§ EXERCISE BRIEF
Go through the data below and copy each line where the word "type" occurs.

§ THE INPUT
──────────────────────────────

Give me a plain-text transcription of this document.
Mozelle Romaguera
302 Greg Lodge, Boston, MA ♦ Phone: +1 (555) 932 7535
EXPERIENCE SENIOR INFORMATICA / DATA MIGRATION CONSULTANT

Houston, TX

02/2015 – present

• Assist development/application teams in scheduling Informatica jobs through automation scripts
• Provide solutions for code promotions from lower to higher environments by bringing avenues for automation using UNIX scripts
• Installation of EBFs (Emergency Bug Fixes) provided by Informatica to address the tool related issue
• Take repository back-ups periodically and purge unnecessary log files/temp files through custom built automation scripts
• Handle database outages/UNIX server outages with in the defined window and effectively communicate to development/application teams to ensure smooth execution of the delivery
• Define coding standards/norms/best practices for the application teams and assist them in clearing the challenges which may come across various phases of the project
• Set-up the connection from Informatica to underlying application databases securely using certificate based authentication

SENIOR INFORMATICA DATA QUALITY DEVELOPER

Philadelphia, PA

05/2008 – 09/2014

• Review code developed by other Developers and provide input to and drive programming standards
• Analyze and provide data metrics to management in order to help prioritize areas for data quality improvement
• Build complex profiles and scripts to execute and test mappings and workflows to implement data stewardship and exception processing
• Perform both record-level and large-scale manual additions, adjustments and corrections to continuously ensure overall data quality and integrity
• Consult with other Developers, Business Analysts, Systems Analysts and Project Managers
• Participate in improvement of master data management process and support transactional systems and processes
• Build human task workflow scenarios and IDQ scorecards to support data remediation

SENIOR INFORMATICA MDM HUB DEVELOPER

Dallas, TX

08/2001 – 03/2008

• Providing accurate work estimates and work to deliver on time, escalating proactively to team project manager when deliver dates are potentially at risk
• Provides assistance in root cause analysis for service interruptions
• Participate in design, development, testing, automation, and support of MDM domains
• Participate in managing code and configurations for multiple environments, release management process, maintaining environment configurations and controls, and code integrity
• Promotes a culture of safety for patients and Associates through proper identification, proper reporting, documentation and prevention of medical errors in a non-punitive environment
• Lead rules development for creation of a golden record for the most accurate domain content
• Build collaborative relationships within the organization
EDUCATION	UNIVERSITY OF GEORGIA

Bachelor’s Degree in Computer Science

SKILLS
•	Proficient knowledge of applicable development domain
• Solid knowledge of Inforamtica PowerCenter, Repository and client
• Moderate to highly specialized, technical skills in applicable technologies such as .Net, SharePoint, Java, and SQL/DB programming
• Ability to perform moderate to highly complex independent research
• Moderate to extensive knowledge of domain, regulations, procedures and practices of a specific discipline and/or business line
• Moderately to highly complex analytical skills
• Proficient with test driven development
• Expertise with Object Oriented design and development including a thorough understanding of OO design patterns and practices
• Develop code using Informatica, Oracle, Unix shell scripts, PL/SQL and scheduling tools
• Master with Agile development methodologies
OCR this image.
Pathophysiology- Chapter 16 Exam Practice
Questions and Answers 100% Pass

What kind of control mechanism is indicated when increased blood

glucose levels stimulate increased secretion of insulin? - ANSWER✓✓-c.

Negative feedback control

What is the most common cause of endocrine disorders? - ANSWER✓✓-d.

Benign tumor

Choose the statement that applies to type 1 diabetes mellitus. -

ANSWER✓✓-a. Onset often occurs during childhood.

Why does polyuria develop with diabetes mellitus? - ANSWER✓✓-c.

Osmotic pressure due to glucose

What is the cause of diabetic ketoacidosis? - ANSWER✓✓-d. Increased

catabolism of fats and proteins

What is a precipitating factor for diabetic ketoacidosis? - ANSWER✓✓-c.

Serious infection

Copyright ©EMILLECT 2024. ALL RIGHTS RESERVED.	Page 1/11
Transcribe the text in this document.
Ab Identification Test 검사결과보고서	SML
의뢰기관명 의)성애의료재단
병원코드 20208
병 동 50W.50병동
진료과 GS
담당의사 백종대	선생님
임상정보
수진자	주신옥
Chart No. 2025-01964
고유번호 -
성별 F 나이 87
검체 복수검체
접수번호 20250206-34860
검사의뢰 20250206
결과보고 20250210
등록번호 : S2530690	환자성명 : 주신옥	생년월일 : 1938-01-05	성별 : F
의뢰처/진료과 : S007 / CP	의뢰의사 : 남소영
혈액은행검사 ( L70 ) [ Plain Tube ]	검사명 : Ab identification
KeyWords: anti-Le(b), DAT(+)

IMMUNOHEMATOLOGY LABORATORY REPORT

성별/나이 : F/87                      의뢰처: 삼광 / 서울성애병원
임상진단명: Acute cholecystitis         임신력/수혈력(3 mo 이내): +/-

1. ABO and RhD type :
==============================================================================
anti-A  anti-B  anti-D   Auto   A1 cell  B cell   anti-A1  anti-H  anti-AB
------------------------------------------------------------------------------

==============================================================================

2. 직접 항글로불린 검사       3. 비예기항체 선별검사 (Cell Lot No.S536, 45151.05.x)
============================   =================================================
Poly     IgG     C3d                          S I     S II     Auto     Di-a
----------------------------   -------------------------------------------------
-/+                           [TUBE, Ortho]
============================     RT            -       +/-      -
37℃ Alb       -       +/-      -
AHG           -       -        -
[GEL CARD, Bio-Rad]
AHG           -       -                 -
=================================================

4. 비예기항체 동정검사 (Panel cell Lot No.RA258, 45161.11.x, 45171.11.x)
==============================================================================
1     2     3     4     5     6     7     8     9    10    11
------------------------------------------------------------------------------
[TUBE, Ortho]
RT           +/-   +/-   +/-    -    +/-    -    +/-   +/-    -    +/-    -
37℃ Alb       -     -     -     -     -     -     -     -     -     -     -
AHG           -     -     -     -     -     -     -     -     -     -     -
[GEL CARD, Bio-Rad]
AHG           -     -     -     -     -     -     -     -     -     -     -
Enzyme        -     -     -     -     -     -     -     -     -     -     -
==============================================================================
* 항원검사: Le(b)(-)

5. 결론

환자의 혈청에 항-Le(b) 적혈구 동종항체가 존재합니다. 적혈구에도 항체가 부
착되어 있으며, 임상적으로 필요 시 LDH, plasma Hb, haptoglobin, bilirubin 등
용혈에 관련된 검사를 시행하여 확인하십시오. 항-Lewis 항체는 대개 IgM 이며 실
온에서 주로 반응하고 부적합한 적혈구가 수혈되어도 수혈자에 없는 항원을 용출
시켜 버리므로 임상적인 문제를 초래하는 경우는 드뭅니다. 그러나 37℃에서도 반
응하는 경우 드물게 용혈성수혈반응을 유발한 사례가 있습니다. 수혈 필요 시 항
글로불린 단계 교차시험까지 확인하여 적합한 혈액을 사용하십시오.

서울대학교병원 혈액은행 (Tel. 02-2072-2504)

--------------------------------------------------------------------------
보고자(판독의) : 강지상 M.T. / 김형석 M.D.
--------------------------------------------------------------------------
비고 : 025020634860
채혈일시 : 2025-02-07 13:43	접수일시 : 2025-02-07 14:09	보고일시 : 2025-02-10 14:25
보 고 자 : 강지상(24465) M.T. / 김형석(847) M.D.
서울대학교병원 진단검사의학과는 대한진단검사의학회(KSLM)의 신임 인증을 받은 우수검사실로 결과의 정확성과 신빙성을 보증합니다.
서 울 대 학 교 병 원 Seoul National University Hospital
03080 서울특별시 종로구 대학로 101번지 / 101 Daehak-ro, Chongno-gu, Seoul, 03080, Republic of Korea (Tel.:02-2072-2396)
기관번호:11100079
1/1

──────────────────────────────

§ OUTPUT BELOW
Choose the statement that applies to type 1 diabetes mellitus. -
1. ABO and RhD type :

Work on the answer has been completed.